• **TEXT SECTION**:
<<<<
[foreign-memaccess] RFC: to scope or not to scope?

[Maurizio Cimadamore]

Thinking more about this - I think with (3) we have an issue. This is 
not an issue that is new in this proposal, but it's nevertheless a big 
point of contention, which I think might have been where some of the 
discomfort was coming from. I'll write a separate email about (3), to 
avoid polluting this thread.

Thanks
Maurizio

On 04/06/2019 01:59, Maurizio Cimadamore wrote:
> Summing up from the discussions in this thread, I hear 3 main concerns:
>
> 1) default read/write access of newly minted segments (John claims it 
> should be NO_ACCESS so that a thread has to explicitly acquire access)
>
> 2) when creating views (e.g. asConfined), we have to be mindful of 
> aliasing - e.g. the original segment will still be unrestricted
>
> 3) we'd like sub-regions to be created statelessly, but if we merge 
> scope and segment we can't do that
>
>
> I think (3) is a non-issue. We can still have _immutable_ segments, 
> which use some 'scope' object which is in charge of the liveliness 
> check. Creating a subregion will create a new segment with dfferent 
> bounds and same scope object. So if we use inline classes, no 
> allocation is required here.
>>>>
• **EXERCISE INSTRUCTIONS**: Quote the full message on scoping memory segments word for word, including the earlier email it quotes.

• **DATA EXCERPT**:
<<<<
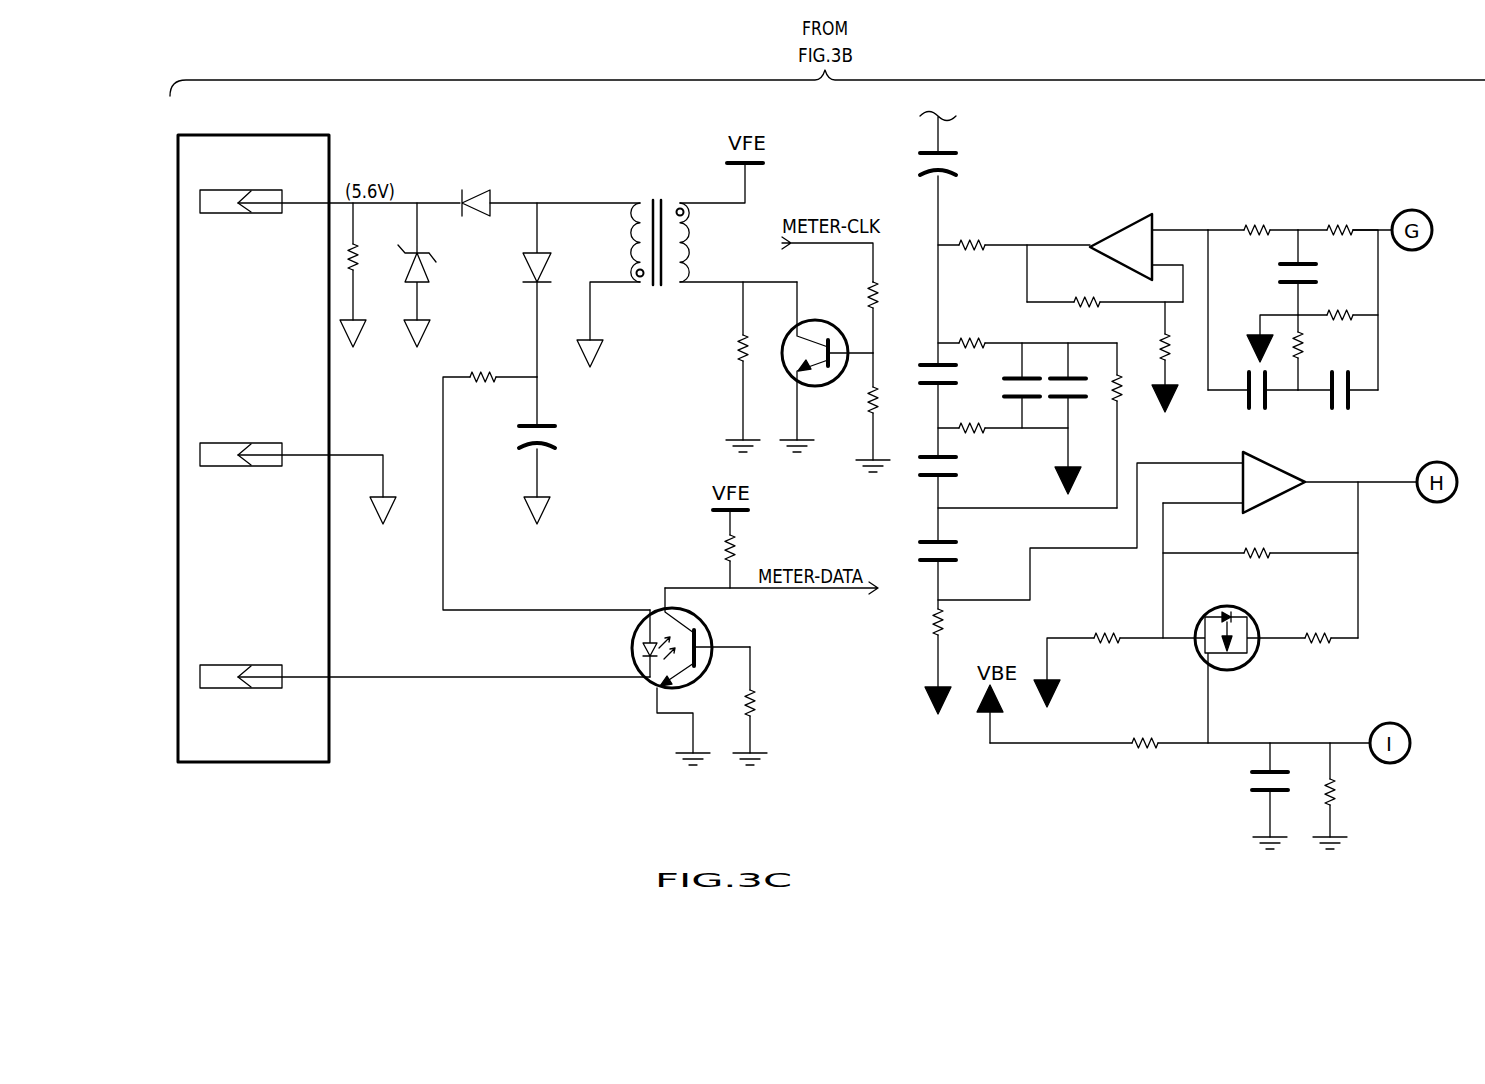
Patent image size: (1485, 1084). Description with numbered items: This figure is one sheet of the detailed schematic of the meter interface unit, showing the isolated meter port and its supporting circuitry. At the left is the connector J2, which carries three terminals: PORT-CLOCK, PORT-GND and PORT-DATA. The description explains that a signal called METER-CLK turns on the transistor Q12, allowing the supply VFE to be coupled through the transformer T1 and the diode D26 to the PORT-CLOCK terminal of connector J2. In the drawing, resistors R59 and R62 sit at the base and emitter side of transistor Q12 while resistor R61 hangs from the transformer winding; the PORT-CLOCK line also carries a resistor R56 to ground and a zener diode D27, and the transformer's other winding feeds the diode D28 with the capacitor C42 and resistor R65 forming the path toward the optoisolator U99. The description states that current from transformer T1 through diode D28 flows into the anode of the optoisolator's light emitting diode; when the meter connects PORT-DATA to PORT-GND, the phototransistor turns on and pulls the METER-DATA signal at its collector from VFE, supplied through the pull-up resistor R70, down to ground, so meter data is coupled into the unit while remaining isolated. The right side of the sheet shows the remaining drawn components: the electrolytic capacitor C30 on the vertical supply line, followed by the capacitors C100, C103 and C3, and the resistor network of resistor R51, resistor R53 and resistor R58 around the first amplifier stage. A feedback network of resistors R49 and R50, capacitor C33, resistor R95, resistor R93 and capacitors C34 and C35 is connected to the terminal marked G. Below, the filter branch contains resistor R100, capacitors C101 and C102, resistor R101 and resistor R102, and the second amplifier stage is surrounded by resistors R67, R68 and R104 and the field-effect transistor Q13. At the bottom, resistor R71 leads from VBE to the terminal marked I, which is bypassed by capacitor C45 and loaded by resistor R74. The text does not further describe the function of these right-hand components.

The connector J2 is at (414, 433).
>>>>
• **EXPECTED OUTPUT**:
[foreign-memaccess] RFC: to scope or not to scope?

[Maurizio Cimadamore]

Thinking more about this - I think with (3) we have an issue. This is 
not an issue that is new in this proposal, but it's nevertheless a big 
point of contention, which I think might have been where some of the 
discomfort was coming from. I'll write a separate email about (3), to 
avoid polluting this thread.

Thanks
Maurizio

On 04/06/2019 01:59, Maurizio Cimadamore wrote:
> Summing up from the discussions in this thread, I hear 3 main concerns:
>
> 1) default read/write access of newly minted segments (John claims it 
> should be NO_ACCESS so that a thread has to explicitly acquire access)
>
> 2) when creating views (e.g. asConfined), we have to be mindful of 
> aliasing - e.g. the original segment will still be unrestricted
>
> 3) we'd like sub-regions to be created statelessly, but if we merge 
> scope and segment we can't do that
>
>
> I think (3) is a non-issue. We can still have _immutable_ segments, 
> which use some 'scope' object which is in charge of the liveliness 
> check. Creating a subregion will create a new segment with dfferent 
> bounds and same scope object. So if we use inline classes, no 
> allocation is required here.